### EXCERPTED DATA:
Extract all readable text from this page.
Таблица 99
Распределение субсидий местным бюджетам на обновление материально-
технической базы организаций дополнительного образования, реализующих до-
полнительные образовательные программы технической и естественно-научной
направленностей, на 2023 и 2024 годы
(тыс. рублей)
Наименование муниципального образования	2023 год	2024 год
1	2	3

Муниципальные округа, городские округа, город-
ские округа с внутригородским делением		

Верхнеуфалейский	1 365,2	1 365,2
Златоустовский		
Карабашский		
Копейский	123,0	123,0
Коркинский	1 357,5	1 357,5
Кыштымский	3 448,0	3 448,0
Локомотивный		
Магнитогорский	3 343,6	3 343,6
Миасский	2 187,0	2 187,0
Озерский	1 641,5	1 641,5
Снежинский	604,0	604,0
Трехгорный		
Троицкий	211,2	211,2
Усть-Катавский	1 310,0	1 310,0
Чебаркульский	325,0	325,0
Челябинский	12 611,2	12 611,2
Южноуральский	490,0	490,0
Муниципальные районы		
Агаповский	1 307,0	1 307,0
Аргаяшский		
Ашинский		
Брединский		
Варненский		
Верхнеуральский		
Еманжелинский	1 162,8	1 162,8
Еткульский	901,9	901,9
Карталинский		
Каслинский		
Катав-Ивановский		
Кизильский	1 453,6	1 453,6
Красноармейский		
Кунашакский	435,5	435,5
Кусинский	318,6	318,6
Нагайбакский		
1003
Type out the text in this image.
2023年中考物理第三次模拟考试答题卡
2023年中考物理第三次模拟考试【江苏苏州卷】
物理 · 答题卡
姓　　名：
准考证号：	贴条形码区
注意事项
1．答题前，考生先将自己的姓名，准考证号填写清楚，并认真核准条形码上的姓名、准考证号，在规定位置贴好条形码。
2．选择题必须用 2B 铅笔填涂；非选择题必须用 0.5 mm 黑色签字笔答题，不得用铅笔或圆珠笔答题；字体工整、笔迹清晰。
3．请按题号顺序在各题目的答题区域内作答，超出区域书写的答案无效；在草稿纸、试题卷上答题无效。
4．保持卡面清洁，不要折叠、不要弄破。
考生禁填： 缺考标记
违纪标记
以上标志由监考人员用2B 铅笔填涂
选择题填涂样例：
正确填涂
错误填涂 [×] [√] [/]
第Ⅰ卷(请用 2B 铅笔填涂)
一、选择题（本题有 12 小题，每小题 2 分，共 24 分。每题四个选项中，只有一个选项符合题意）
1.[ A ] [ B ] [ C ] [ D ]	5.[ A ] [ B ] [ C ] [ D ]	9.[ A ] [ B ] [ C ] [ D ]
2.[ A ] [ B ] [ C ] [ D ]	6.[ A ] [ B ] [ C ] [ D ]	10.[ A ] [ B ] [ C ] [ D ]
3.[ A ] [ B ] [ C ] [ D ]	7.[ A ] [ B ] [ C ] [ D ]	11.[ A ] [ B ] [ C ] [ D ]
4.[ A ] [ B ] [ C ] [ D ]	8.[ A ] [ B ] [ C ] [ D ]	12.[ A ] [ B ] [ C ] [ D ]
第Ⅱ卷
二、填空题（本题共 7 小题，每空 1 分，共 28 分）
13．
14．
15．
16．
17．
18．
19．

### YOUR GOAL:
Using the material above, gather every line that includes "Муниципальные".

### REPLY TO THE TASK:
Муниципальные округа, городские округа, город-
Муниципальные районы		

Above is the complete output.